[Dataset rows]
-=-=-=-=-

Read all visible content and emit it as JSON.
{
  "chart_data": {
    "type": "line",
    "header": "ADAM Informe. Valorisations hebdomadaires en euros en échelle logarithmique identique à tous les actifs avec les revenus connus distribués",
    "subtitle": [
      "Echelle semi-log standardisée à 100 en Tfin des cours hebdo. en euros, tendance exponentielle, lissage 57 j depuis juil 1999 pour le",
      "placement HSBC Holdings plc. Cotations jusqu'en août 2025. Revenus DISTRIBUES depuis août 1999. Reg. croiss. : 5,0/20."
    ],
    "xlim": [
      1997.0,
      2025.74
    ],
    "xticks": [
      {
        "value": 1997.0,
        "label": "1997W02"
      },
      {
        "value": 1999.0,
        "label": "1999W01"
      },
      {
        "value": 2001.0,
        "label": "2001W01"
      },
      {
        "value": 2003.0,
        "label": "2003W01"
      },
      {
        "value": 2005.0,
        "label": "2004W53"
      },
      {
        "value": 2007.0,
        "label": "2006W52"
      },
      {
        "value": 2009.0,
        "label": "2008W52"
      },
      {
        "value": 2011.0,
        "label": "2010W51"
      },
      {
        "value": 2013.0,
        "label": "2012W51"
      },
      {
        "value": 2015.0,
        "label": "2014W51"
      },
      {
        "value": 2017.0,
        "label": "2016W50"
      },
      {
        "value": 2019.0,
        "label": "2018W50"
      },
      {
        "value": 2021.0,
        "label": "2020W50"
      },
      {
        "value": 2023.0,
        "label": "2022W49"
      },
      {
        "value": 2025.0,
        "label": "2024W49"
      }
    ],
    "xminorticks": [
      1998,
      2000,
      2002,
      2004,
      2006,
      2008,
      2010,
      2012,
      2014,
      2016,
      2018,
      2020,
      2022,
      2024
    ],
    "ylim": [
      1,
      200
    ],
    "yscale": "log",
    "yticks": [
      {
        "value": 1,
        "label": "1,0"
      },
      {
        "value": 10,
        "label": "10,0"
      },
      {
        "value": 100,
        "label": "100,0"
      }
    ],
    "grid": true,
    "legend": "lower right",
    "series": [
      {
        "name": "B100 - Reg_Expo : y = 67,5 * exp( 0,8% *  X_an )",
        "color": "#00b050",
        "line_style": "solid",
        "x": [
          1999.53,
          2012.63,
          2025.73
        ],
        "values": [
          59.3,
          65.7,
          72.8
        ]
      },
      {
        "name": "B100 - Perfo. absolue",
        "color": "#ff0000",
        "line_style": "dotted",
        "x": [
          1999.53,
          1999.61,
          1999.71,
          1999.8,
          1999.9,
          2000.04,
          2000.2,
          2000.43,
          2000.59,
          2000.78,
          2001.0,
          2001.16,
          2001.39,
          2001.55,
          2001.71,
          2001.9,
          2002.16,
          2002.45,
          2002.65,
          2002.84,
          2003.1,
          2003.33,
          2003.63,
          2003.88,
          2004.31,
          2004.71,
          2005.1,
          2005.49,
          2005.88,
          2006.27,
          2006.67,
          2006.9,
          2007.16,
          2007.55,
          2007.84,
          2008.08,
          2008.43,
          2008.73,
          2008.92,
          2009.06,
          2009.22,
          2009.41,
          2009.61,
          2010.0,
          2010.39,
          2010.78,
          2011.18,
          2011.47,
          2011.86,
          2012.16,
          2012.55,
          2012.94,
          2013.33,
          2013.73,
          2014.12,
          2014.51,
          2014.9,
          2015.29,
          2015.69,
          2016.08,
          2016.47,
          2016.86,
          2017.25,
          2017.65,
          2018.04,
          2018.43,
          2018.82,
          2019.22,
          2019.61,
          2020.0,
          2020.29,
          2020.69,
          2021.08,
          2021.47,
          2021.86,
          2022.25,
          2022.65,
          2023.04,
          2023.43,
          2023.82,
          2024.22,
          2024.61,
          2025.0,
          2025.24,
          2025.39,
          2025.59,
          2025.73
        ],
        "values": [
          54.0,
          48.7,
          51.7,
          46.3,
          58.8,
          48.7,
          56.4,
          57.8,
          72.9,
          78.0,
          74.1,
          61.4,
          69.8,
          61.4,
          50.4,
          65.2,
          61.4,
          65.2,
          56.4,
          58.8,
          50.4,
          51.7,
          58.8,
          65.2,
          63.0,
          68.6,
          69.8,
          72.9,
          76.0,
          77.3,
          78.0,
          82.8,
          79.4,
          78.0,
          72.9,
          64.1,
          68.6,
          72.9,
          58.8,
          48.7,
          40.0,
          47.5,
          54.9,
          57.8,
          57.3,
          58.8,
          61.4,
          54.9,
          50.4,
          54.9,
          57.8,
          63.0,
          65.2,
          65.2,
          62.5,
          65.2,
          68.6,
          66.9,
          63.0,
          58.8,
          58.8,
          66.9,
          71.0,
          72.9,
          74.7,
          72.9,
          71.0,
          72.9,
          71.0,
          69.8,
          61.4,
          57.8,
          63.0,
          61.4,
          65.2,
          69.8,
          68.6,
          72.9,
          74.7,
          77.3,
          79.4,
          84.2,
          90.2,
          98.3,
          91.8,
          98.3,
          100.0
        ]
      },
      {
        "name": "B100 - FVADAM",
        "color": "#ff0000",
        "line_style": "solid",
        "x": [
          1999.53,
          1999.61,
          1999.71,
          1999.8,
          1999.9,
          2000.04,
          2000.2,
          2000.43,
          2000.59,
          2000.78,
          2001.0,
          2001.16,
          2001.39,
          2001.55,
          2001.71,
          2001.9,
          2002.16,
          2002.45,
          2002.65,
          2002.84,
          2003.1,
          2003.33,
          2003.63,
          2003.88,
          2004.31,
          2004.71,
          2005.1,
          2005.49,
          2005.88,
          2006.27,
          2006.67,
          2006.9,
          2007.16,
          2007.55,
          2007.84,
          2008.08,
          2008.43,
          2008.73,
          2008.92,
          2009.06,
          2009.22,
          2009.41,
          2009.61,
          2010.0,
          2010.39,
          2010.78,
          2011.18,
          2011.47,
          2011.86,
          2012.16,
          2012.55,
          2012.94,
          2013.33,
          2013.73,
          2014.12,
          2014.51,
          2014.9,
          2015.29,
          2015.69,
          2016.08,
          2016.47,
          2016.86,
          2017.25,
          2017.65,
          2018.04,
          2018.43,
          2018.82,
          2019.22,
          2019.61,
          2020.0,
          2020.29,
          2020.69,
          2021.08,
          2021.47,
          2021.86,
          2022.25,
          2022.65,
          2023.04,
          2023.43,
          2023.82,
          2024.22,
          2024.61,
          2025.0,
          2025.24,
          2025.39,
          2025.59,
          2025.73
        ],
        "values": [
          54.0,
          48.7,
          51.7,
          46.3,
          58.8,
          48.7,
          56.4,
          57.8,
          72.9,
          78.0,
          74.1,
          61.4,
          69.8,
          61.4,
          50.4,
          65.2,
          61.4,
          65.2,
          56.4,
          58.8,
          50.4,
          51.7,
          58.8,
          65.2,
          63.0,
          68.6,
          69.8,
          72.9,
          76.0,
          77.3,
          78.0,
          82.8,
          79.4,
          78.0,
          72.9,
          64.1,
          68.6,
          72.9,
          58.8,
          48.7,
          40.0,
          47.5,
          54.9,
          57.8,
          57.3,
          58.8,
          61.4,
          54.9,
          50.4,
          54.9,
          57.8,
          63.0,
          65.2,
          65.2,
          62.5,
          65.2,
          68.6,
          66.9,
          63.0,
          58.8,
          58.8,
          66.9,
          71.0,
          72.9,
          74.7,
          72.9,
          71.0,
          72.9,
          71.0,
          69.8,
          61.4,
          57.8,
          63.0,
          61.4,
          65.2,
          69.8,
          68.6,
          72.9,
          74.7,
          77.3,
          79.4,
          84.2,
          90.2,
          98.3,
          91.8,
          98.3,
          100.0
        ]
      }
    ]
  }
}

-=-=-=-=-

Exercise task: Print the material verbatim, all of it.

Response to the exercise:
Read all visible content and emit it as JSON.
{
  "chart_data": {
    "type": "line",
    "header": "ADAM Informe. Valorisations hebdomadaires en euros en échelle logarithmique identique à tous les actifs avec les revenus connus distribués",
    "subtitle": [
      "Echelle semi-log standardisée à 100 en Tfin des cours hebdo. en euros, tendance exponentielle, lissage 57 j depuis juil 1999 pour le",
      "placement HSBC Holdings plc. Cotations jusqu'en août 2025. Revenus DISTRIBUES depuis août 1999. Reg. croiss. : 5,0/20."
    ],
    "xlim": [
      1997.0,
      2025.74
    ],
    "xticks": [
      {
        "value": 1997.0,
        "label": "1997W02"
      },
      {
        "value": 1999.0,
        "label": "1999W01"
      },
      {
        "value": 2001.0,
        "label": "2001W01"
      },
      {
        "value": 2003.0,
        "label": "2003W01"
      },
      {
        "value": 2005.0,
        "label": "2004W53"
      },
      {
        "value": 2007.0,
        "label": "2006W52"
      },
      {
        "value": 2009.0,
        "label": "2008W52"
      },
      {
        "value": 2011.0,
        "label": "2010W51"
      },
      {
        "value": 2013.0,
        "label": "2012W51"
      },
      {
        "value": 2015.0,
        "label": "2014W51"
      },
      {
        "value": 2017.0,
        "label": "2016W50"
      },
      {
        "value": 2019.0,
        "label": "2018W50"
      },
      {
        "value": 2021.0,
        "label": "2020W50"
      },
      {
        "value": 2023.0,
        "label": "2022W49"
      },
      {
        "value": 2025.0,
        "label": "2024W49"
      }
    ],
    "xminorticks": [
      1998,
      2000,
      2002,
      2004,
      2006,
      2008,
      2010,
      2012,
      2014,
      2016,
      2018,
      2020,
      2022,
      2024
    ],
    "ylim": [
      1,
      200
    ],
    "yscale": "log",
    "yticks": [
      {
        "value": 1,
        "label": "1,0"
      },
      {
        "value": 10,
        "label": "10,0"
      },
      {
        "value": 100,
        "label": "100,0"
      }
    ],
    "grid": true,
    "legend": "lower right",
    "series": [
      {
        "name": "B100 - Reg_Expo : y = 67,5 * exp( 0,8% *  X_an )",
        "color": "#00b050",
        "line_style": "solid",
        "x": [
          1999.53,
          2012.63,
          2025.73
        ],
        "values": [
          59.3,
          65.7,
          72.8
        ]
      },
      {
        "name": "B100 - Perfo. absolue",
        "color": "#ff0000",
        "line_style": "dotted",
        "x": [
          1999.53,
          1999.61,
          1999.71,
          1999.8,
          1999.9,
          2000.04,
          2000.2,
          2000.43,
          2000.59,
          2000.78,
          2001.0,
          2001.16,
          2001.39,
          2001.55,
          2001.71,
          2001.9,
          2002.16,
          2002.45,
          2002.65,
          2002.84,
          2003.1,
          2003.33,
          2003.63,
          2003.88,
          2004.31,
          2004.71,
          2005.1,
          2005.49,
          2005.88,
          2006.27,
          2006.67,
          2006.9,
          2007.16,
          2007.55,
          2007.84,
          2008.08,
          2008.43,
          2008.73,
          2008.92,
          2009.06,
          2009.22,
          2009.41,
          2009.61,
          2010.0,
          2010.39,
          2010.78,
          2011.18,
          2011.47,
          2011.86,
          2012.16,
          2012.55,
          2012.94,
          2013.33,
          2013.73,
          2014.12,
          2014.51,
          2014.9,
          2015.29,
          2015.69,
          2016.08,
          2016.47,
          2016.86,
          2017.25,
          2017.65,
          2018.04,
          2018.43,
          2018.82,
          2019.22,
          2019.61,
          2020.0,
          2020.29,
          2020.69,
          2021.08,
          2021.47,
          2021.86,
          2022.25,
          2022.65,
          2023.04,
          2023.43,
          2023.82,
          2024.22,
          2024.61,
          2025.0,
          2025.24,
          2025.39,
          2025.59,
          2025.73
        ],
        "values": [
          54.0,
          48.7,
          51.7,
          46.3,
          58.8,
          48.7,
          56.4,
          57.8,
          72.9,
          78.0,
          74.1,
          61.4,
          69.8,
          61.4,
          50.4,
          65.2,
          61.4,
          65.2,
          56.4,
          58.8,
          50.4,
          51.7,
          58.8,
          65.2,
          63.0,
          68.6,
          69.8,
          72.9,
          76.0,
          77.3,
          78.0,
          82.8,
          79.4,
          78.0,
          72.9,
          64.1,
          68.6,
          72.9,
          58.8,
          48.7,
          40.0,
          47.5,
          54.9,
          57.8,
          57.3,
          58.8,
          61.4,
          54.9,
          50.4,
          54.9,
          57.8,
          63.0,
          65.2,
          65.2,
          62.5,
          65.2,
          68.6,
          66.9,
          63.0,
          58.8,
          58.8,
          66.9,
          71.0,
          72.9,
          74.7,
          72.9,
          71.0,
          72.9,
          71.0,
          69.8,
          61.4,
          57.8,
          63.0,
          61.4,
          65.2,
          69.8,
          68.6,
          72.9,
          74.7,
          77.3,
          79.4,
          84.2,
          90.2,
          98.3,
          91.8,
          98.3,
          100.0
        ]
      },
      {
        "name": "B100 - FVADAM",
        "color": "#ff0000",
        "line_style": "solid",
        "x": [
          1999.53,
          1999.61,
          1999.71,
          1999.8,
          1999.9,
          2000.04,
          2000.2,
          2000.43,
          2000.59,
          2000.78,
          2001.0,
          2001.16,
          2001.39,
          2001.55,
          2001.71,
          2001.9,
          2002.16,
          2002.45,
          2002.65,
          2002.84,
          2003.1,
          2003.33,
          2003.63,
          2003.88,
          2004.31,
          2004.71,
          2005.1,
          2005.49,
          2005.88,
          2006.27,
          2006.67,
          2006.9,
          2007.16,
          2007.55,
          2007.84,
          2008.08,
          2008.43,
          2008.73,
          2008.92,
          2009.06,
          2009.22,
          2009.41,
          2009.61,
          2010.0,
          2010.39,
          2010.78,
          2011.18,
          2011.47,
          2011.86,
          2012.16,
          2012.55,
          2012.94,
          2013.33,
          2013.73,
          2014.12,
          2014.51,
          2014.9,
          2015.29,
          2015.69,
          2016.08,
          2016.47,
          2016.86,
          2017.25,
          2017.65,
          2018.04,
          2018.43,
          2018.82,
          2019.22,
          2019.61,
          2020.0,
          2020.29,
          2020.69,
          2021.08,
          2021.47,
          2021.86,
          2022.25,
          2022.65,
          2023.04,
          2023.43,
          2023.82,
          2024.22,
          2024.61,
          2025.0,
          2025.24,
          2025.39,
          2025.59,
          2025.73
        ],
        "values": [
          54.0,
          48.7,
          51.7,
          46.3,
          58.8,
          48.7,
          56.4,
          57.8,
          72.9,
          78.0,
          74.1,
          61.4,
          69.8,
          61.4,
          50.4,
          65.2,
          61.4,
          65.2,
          56.4,
          58.8,
          50.4,
          51.7,
          58.8,
          65.2,
          63.0,
          68.6,
          69.8,
          72.9,
          76.0,
          77.3,
          78.0,
          82.8,
          79.4,
          78.0,
          72.9,
          64.1,
          68.6,
          72.9,
          58.8,
          48.7,
          40.0,
          47.5,
          54.9,
          57.8,
          57.3,
          58.8,
          61.4,
          54.9,
          50.4,
          54.9,
          57.8,
          63.0,
          65.2,
          65.2,
          62.5,
          65.2,
          68.6,
          66.9,
          63.0,
          58.8,
          58.8,
          66.9,
          71.0,
          72.9,
          74.7,
          72.9,
          71.0,
          72.9,
          71.0,
          69.8,
          61.4,
          57.8,
          63.0,
          61.4,
          65.2,
          69.8,
          68.6,
          72.9,
          74.7,
          77.3,
          79.4,
          84.2,
          90.2,
          98.3,
          91.8,
          98.3,
          100.0
        ]
      }
    ]
  }
}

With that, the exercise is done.